What the exercise asks ->
Transcribe the data that follows precisely, omitting nothing.

Supplied material ->

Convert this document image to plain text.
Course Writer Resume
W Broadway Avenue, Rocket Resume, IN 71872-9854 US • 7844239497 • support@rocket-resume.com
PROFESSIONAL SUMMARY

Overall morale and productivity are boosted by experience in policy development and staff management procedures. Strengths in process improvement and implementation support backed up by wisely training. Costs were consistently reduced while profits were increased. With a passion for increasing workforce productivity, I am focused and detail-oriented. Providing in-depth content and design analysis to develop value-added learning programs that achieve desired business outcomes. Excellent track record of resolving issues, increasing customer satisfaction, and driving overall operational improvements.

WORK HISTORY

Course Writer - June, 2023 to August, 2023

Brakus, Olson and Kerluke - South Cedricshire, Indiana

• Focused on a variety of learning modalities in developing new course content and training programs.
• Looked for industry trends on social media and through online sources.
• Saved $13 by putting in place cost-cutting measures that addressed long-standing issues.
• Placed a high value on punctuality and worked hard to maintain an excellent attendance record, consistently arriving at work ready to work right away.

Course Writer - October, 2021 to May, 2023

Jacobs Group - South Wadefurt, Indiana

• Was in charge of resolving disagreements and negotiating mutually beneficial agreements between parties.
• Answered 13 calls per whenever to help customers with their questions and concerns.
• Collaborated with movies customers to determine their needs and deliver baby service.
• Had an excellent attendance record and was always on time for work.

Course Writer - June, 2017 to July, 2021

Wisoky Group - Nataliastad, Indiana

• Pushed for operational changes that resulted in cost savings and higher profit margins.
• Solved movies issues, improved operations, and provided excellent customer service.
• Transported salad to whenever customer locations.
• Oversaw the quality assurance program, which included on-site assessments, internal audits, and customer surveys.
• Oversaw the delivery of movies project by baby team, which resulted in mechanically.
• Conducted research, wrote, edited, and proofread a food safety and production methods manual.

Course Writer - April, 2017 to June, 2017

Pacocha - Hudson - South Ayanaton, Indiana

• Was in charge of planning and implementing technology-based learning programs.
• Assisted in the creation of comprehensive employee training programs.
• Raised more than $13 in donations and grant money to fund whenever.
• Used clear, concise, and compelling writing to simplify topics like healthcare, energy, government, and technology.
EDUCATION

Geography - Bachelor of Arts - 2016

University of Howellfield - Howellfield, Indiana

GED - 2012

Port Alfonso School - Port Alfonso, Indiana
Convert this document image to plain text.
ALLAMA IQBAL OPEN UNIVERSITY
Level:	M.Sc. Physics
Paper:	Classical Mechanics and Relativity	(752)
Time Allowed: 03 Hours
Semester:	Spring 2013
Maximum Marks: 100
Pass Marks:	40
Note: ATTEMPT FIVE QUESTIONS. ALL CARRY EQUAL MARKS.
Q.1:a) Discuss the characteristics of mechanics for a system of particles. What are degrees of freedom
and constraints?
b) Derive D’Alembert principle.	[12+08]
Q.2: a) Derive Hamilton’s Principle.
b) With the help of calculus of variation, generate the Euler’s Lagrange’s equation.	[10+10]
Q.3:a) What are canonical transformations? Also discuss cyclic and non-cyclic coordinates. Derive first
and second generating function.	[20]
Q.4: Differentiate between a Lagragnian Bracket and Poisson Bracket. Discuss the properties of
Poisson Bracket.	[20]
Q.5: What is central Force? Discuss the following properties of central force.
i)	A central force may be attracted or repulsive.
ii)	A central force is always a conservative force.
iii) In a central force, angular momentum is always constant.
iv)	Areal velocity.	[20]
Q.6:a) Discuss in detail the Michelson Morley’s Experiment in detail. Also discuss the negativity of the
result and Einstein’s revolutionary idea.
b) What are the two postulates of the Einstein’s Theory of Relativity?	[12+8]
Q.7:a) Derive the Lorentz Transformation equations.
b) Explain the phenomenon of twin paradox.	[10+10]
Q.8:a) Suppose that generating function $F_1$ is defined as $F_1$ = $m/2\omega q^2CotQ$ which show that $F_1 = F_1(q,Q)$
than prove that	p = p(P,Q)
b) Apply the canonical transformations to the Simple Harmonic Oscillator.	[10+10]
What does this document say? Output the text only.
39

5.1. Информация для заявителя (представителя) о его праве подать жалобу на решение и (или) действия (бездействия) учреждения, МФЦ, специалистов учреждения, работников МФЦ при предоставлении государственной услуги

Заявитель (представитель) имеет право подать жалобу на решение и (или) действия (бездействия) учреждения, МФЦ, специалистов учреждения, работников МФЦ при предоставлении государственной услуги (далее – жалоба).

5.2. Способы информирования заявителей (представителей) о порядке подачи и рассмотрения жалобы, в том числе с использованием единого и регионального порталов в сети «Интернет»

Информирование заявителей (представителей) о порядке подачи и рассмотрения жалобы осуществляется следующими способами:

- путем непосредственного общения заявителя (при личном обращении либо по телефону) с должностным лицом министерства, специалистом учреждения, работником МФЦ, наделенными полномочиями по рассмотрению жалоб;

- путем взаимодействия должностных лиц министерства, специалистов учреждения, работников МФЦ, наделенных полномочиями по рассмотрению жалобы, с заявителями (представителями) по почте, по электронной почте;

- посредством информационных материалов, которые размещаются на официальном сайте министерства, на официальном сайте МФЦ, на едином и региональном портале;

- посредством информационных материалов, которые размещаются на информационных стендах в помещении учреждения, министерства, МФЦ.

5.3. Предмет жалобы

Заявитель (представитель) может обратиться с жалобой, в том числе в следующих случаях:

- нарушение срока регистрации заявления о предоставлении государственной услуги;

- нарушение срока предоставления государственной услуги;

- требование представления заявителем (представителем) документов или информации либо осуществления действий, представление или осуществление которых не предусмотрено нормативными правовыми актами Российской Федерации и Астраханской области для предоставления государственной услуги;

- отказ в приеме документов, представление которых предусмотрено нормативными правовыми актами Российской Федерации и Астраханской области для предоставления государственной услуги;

Task response ->
Convert this document image to plain text.
Course Writer Resume
W Broadway Avenue, Rocket Resume, IN 71872-9854 US • 7844239497 • support@rocket-resume.com
PROFESSIONAL SUMMARY

Overall morale and productivity are boosted by experience in policy development and staff management procedures. Strengths in process improvement and implementation support backed up by wisely training. Costs were consistently reduced while profits were increased. With a passion for increasing workforce productivity, I am focused and detail-oriented. Providing in-depth content and design analysis to develop value-added learning programs that achieve desired business outcomes. Excellent track record of resolving issues, increasing customer satisfaction, and driving overall operational improvements.

WORK HISTORY

Course Writer - June, 2023 to August, 2023

Brakus, Olson and Kerluke - South Cedricshire, Indiana

• Focused on a variety of learning modalities in developing new course content and training programs.
• Looked for industry trends on social media and through online sources.
• Saved $13 by putting in place cost-cutting measures that addressed long-standing issues.
• Placed a high value on punctuality and worked hard to maintain an excellent attendance record, consistently arriving at work ready to work right away.

Course Writer - October, 2021 to May, 2023

Jacobs Group - South Wadefurt, Indiana

• Was in charge of resolving disagreements and negotiating mutually beneficial agreements between parties.
• Answered 13 calls per whenever to help customers with their questions and concerns.
• Collaborated with movies customers to determine their needs and deliver baby service.
• Had an excellent attendance record and was always on time for work.

Course Writer - June, 2017 to July, 2021

Wisoky Group - Nataliastad, Indiana

• Pushed for operational changes that resulted in cost savings and higher profit margins.
• Solved movies issues, improved operations, and provided excellent customer service.
• Transported salad to whenever customer locations.
• Oversaw the quality assurance program, which included on-site assessments, internal audits, and customer surveys.
• Oversaw the delivery of movies project by baby team, which resulted in mechanically.
• Conducted research, wrote, edited, and proofread a food safety and production methods manual.

Course Writer - April, 2017 to June, 2017

Pacocha - Hudson - South Ayanaton, Indiana

• Was in charge of planning and implementing technology-based learning programs.
• Assisted in the creation of comprehensive employee training programs.
• Raised more than $13 in donations and grant money to fund whenever.
• Used clear, concise, and compelling writing to simplify topics like healthcare, energy, government, and technology.
EDUCATION

Geography - Bachelor of Arts - 2016

University of Howellfield - Howellfield, Indiana

GED - 2012

Port Alfonso School - Port Alfonso, Indiana
Convert this document image to plain text.
ALLAMA IQBAL OPEN UNIVERSITY
Level:	M.Sc. Physics
Paper:	Classical Mechanics and Relativity	(752)
Time Allowed: 03 Hours
Semester:	Spring 2013
Maximum Marks: 100
Pass Marks:	40
Note: ATTEMPT FIVE QUESTIONS. ALL CARRY EQUAL MARKS.
Q.1:a) Discuss the characteristics of mechanics for a system of particles. What are degrees of freedom
and constraints?
b) Derive D’Alembert principle.	[12+08]
Q.2: a) Derive Hamilton’s Principle.
b) With the help of calculus of variation, generate the Euler’s Lagrange’s equation.	[10+10]
Q.3:a) What are canonical transformations? Also discuss cyclic and non-cyclic coordinates. Derive first
and second generating function.	[20]
Q.4: Differentiate between a Lagragnian Bracket and Poisson Bracket. Discuss the properties of
Poisson Bracket.	[20]
Q.5: What is central Force? Discuss the following properties of central force.
i)	A central force may be attracted or repulsive.
ii)	A central force is always a conservative force.
iii) In a central force, angular momentum is always constant.
iv)	Areal velocity.	[20]
Q.6:a) Discuss in detail the Michelson Morley’s Experiment in detail. Also discuss the negativity of the
result and Einstein’s revolutionary idea.
b) What are the two postulates of the Einstein’s Theory of Relativity?	[12+8]
Q.7:a) Derive the Lorentz Transformation equations.
b) Explain the phenomenon of twin paradox.	[10+10]
Q.8:a) Suppose that generating function $F_1$ is defined as $F_1$ = $m/2\omega q^2CotQ$ which show that $F_1 = F_1(q,Q)$
than prove that	p = p(P,Q)
b) Apply the canonical transformations to the Simple Harmonic Oscillator.	[10+10]
What does this document say? Output the text only.
39

5.1. Информация для заявителя (представителя) о его праве подать жалобу на решение и (или) действия (бездействия) учреждения, МФЦ, специалистов учреждения, работников МФЦ при предоставлении государственной услуги

Заявитель (представитель) имеет право подать жалобу на решение и (или) действия (бездействия) учреждения, МФЦ, специалистов учреждения, работников МФЦ при предоставлении государственной услуги (далее – жалоба).

5.2. Способы информирования заявителей (представителей) о порядке подачи и рассмотрения жалобы, в том числе с использованием единого и регионального порталов в сети «Интернет»

Информирование заявителей (представителей) о порядке подачи и рассмотрения жалобы осуществляется следующими способами:

- путем непосредственного общения заявителя (при личном обращении либо по телефону) с должностным лицом министерства, специалистом учреждения, работником МФЦ, наделенными полномочиями по рассмотрению жалоб;

- путем взаимодействия должностных лиц министерства, специалистов учреждения, работников МФЦ, наделенных полномочиями по рассмотрению жалобы, с заявителями (представителями) по почте, по электронной почте;

- посредством информационных материалов, которые размещаются на официальном сайте министерства, на официальном сайте МФЦ, на едином и региональном портале;

- посредством информационных материалов, которые размещаются на информационных стендах в помещении учреждения, министерства, МФЦ.

5.3. Предмет жалобы

Заявитель (представитель) может обратиться с жалобой, в том числе в следующих случаях:

- нарушение срока регистрации заявления о предоставлении государственной услуги;

- нарушение срока предоставления государственной услуги;

- требование представления заявителем (представителем) документов или информации либо осуществления действий, представление или осуществление которых не предусмотрено нормативными правовыми актами Российской Федерации и Астраханской области для предоставления государственной услуги;

- отказ в приеме документов, представление которых предусмотрено нормативными правовыми актами Российской Федерации и Астраханской области для предоставления государственной услуги;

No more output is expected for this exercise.